Information given |
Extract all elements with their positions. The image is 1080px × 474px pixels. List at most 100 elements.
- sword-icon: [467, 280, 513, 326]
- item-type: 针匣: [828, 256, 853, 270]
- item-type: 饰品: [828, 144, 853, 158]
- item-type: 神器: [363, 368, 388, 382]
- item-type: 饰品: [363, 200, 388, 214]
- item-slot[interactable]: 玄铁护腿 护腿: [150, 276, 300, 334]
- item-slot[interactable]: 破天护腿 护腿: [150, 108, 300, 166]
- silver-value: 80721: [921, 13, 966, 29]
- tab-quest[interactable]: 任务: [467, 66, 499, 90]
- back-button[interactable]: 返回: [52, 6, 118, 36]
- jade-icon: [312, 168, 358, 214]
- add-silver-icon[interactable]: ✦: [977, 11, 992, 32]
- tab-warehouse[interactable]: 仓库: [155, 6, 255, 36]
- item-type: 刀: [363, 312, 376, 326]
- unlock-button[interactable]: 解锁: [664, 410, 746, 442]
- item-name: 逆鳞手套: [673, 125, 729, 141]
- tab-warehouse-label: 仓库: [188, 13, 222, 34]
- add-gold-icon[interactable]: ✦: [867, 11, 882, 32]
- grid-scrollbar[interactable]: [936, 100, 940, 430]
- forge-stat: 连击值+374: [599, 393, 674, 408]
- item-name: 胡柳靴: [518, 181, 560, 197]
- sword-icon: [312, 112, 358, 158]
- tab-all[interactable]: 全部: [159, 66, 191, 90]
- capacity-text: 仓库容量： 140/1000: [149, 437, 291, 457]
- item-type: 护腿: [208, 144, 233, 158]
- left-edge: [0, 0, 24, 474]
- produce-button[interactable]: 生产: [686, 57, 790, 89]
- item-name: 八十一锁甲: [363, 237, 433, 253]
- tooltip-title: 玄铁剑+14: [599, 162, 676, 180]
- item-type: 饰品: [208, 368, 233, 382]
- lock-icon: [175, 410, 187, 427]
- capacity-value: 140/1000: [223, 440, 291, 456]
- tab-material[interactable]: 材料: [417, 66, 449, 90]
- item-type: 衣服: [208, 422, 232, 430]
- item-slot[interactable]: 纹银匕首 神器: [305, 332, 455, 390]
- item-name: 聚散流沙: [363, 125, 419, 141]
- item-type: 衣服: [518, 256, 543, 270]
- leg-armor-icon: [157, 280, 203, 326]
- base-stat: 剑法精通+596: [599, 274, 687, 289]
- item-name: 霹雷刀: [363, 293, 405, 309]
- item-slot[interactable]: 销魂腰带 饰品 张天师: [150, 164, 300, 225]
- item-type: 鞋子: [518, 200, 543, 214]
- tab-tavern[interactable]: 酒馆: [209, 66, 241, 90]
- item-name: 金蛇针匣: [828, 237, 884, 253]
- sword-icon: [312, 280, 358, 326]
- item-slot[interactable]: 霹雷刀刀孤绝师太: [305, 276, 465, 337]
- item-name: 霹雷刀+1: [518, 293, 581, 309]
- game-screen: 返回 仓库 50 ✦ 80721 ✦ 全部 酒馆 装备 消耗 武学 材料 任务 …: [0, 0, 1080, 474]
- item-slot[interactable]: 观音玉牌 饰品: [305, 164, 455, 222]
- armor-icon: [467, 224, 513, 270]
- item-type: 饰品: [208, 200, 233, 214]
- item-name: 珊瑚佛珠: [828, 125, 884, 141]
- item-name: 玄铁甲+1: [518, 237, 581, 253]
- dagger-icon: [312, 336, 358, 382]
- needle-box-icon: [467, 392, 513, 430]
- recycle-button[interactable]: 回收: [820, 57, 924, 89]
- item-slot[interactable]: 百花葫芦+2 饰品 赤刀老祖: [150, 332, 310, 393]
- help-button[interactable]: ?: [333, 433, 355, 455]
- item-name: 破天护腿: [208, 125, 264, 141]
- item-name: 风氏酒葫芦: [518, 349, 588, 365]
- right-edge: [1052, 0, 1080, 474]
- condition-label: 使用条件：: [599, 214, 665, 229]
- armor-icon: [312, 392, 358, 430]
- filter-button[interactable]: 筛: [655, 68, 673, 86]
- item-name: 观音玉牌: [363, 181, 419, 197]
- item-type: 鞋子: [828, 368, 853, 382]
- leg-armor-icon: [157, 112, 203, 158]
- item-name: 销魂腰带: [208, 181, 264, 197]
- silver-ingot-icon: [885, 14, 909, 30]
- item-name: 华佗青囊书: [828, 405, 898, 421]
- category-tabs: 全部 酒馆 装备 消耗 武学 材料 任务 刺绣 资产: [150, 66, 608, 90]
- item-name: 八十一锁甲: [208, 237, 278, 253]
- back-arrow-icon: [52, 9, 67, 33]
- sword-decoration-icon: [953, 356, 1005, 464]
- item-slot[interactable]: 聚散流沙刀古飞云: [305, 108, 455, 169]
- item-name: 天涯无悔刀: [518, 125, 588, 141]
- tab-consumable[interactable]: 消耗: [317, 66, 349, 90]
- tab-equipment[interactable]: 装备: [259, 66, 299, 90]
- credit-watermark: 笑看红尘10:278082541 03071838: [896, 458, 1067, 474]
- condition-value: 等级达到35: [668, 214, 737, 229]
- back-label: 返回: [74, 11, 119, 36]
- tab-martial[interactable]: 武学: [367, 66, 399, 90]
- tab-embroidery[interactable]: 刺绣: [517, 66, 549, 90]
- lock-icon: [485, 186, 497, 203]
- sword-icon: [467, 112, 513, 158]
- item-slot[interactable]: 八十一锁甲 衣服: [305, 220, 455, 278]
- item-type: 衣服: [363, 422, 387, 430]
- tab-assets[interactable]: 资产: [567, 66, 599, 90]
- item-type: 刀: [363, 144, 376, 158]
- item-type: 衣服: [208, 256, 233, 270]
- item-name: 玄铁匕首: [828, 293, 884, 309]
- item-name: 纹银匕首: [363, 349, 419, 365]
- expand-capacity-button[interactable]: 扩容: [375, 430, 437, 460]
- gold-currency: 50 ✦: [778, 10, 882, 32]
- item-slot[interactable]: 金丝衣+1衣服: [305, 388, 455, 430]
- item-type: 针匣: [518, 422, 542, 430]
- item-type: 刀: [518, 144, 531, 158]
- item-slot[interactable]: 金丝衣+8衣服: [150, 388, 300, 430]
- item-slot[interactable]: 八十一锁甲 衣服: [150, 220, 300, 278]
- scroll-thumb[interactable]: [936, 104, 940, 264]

---

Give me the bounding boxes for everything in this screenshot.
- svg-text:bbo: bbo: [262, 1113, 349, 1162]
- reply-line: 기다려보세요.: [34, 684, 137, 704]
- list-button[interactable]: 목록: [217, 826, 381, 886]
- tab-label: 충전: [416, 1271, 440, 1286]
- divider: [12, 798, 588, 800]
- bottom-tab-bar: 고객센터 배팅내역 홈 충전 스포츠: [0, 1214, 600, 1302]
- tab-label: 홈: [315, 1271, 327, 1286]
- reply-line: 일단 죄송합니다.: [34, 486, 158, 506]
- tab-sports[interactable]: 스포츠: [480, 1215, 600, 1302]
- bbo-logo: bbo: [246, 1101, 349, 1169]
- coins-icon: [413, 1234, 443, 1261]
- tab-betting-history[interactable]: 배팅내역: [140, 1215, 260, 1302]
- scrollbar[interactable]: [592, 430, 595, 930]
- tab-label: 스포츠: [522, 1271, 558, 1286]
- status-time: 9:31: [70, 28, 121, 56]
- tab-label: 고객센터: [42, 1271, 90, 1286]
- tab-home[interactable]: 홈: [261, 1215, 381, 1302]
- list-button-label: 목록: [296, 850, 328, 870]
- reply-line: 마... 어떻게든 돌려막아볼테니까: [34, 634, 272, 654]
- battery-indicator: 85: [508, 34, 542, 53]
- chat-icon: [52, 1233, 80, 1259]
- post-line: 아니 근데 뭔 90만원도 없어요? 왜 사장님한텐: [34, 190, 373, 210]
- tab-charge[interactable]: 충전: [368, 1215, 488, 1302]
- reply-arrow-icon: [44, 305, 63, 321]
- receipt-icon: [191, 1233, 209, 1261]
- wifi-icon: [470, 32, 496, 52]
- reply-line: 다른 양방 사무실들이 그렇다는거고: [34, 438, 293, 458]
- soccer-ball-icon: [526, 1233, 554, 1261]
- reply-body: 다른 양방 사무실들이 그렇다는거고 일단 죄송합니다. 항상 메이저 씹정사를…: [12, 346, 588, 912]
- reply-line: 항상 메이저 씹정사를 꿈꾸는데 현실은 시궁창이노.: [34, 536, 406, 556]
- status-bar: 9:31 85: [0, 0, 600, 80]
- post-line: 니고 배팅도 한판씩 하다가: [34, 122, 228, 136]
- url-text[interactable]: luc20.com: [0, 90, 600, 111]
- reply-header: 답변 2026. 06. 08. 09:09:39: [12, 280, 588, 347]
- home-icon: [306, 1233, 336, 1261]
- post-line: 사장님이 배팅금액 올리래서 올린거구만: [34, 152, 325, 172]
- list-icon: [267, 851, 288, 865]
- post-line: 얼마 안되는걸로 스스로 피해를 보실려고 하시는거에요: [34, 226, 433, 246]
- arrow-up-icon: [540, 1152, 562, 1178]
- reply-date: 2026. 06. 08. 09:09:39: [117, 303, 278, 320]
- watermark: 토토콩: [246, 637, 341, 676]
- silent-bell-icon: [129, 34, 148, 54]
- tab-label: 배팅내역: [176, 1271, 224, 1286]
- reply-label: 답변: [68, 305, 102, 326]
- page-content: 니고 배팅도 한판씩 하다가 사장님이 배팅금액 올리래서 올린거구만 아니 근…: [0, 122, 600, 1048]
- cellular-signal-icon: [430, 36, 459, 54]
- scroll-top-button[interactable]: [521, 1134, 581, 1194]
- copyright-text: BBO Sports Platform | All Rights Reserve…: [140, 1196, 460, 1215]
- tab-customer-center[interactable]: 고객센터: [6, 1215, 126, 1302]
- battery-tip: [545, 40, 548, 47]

--

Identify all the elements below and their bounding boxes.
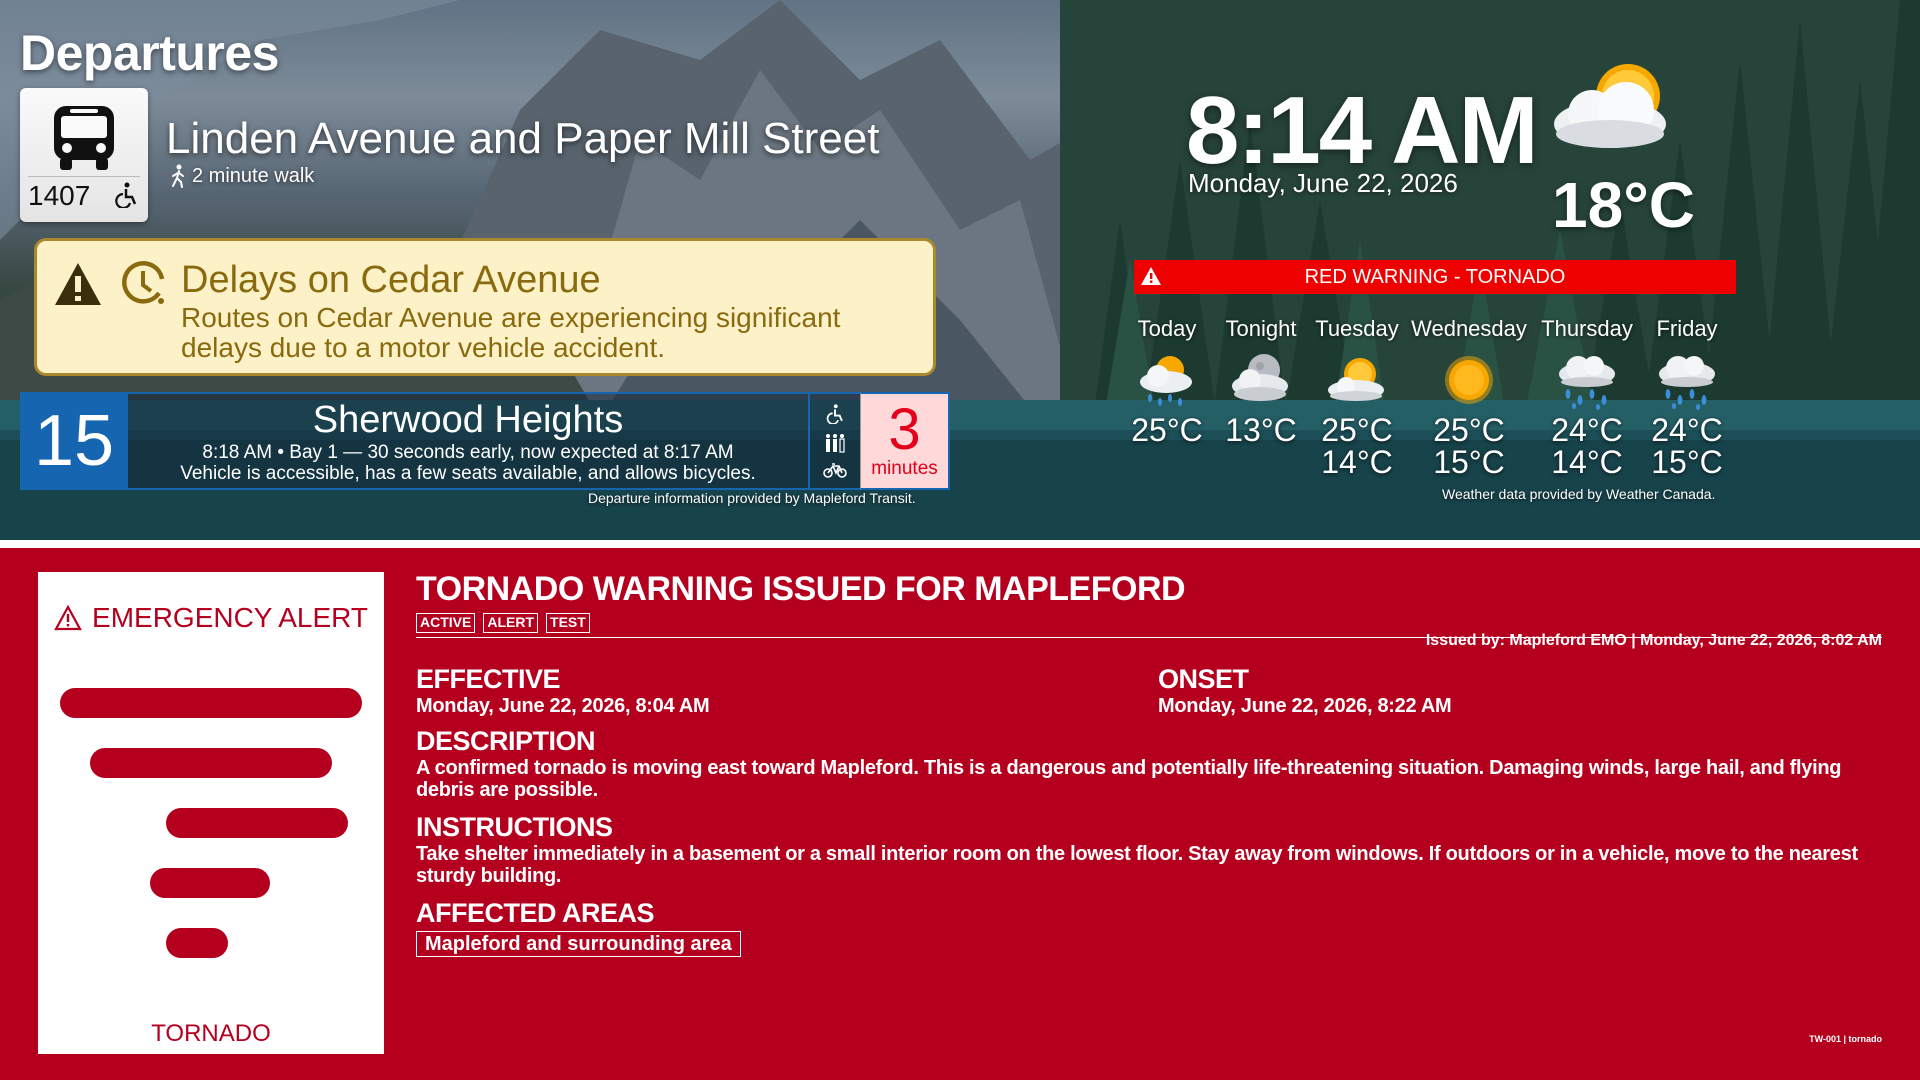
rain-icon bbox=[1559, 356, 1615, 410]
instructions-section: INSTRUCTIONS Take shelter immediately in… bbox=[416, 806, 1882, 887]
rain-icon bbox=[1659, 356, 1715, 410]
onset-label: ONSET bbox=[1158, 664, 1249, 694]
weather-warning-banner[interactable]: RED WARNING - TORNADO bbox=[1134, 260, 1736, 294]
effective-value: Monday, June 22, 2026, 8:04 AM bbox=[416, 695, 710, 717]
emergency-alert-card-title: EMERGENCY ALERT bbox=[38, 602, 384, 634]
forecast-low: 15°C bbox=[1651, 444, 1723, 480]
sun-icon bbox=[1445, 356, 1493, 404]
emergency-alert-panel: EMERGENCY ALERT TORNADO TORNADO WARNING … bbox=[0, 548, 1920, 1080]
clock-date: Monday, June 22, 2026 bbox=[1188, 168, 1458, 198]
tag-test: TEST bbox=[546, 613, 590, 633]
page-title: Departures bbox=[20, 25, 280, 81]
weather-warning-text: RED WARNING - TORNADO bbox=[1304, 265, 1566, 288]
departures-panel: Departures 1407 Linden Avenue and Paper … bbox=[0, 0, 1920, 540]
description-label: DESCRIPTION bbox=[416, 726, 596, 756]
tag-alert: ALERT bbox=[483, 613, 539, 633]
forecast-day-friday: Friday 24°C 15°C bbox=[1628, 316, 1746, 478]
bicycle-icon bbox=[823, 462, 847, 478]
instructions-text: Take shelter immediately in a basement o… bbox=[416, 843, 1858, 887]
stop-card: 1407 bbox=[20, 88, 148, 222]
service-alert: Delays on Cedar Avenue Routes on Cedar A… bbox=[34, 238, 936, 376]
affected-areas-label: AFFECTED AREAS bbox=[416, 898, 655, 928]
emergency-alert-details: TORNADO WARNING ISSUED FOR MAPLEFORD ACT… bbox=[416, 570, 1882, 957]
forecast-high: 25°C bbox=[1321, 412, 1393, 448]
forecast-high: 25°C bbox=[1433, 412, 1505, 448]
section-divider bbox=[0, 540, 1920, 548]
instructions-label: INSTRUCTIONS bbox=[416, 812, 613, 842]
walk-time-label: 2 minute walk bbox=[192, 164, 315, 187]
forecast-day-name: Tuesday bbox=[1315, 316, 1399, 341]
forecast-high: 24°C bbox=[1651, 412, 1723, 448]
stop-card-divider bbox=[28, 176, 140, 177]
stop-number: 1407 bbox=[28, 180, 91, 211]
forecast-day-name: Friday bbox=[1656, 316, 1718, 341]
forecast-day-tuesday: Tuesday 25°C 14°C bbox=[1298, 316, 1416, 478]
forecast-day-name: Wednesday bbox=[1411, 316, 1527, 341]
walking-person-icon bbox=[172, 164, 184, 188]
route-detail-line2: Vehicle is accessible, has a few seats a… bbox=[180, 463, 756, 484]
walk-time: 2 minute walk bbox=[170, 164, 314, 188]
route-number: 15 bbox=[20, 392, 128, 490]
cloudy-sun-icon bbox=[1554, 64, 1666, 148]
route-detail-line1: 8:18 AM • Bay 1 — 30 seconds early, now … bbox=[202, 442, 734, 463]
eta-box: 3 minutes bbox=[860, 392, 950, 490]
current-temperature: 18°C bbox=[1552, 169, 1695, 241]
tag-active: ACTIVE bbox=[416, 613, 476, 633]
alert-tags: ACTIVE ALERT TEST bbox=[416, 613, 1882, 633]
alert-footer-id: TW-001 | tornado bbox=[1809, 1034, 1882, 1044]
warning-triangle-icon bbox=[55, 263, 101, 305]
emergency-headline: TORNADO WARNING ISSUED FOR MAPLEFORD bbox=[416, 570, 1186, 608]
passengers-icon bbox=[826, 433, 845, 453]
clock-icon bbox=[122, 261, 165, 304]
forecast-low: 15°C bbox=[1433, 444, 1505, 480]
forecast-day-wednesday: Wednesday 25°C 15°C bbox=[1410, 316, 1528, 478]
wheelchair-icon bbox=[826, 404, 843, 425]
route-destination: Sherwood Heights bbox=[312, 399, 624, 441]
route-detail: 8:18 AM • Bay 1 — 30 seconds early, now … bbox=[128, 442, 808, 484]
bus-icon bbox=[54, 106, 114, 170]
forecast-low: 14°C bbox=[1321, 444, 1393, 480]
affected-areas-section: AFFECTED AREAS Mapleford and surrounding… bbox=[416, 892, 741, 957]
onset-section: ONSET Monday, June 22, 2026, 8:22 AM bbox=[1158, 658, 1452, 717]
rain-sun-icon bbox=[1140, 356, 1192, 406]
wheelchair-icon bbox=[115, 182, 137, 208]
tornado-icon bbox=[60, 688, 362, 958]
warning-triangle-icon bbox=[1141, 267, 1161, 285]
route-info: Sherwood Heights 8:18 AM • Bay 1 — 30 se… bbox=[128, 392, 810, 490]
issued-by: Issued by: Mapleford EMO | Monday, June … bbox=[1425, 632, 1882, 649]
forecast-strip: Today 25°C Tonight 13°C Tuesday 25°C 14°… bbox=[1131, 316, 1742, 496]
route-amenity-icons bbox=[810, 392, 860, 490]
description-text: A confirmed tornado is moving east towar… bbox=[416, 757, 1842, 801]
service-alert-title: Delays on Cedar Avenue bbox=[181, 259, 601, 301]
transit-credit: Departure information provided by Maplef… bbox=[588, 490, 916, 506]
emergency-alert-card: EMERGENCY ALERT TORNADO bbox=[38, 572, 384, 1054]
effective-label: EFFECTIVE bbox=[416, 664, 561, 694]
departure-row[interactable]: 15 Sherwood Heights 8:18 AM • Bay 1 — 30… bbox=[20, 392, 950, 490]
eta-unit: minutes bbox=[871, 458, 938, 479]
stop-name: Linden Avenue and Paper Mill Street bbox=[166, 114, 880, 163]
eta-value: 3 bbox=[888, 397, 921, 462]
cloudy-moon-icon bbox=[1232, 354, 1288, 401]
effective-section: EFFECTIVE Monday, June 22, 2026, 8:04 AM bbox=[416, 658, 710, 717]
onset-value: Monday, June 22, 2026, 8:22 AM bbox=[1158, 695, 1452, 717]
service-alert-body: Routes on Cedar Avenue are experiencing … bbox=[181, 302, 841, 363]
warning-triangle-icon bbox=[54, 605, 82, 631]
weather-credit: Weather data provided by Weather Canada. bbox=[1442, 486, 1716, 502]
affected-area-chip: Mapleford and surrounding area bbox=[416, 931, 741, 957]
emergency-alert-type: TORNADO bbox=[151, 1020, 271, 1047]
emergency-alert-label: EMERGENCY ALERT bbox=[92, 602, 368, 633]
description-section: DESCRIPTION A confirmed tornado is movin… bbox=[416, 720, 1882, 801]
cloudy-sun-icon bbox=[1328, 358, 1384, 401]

Stated exercise | Reproduce the lines from the line with "Give me the" up to and including the line with "- divider: [12, 798, 588, 800]", switching "reply-line" to "chat-line" and leaving all else unchanged. Return only those lines.

Task response |
Give me the bounding boxes for everything in this screenshot.
- svg-text:bbo: bbo: [262, 1113, 349, 1162]
- chat-line: 기다려보세요.: [34, 684, 137, 704]
- list-button[interactable]: 목록: [217, 826, 381, 886]
- tab-label: 충전: [416, 1271, 440, 1286]
- divider: [12, 798, 588, 800]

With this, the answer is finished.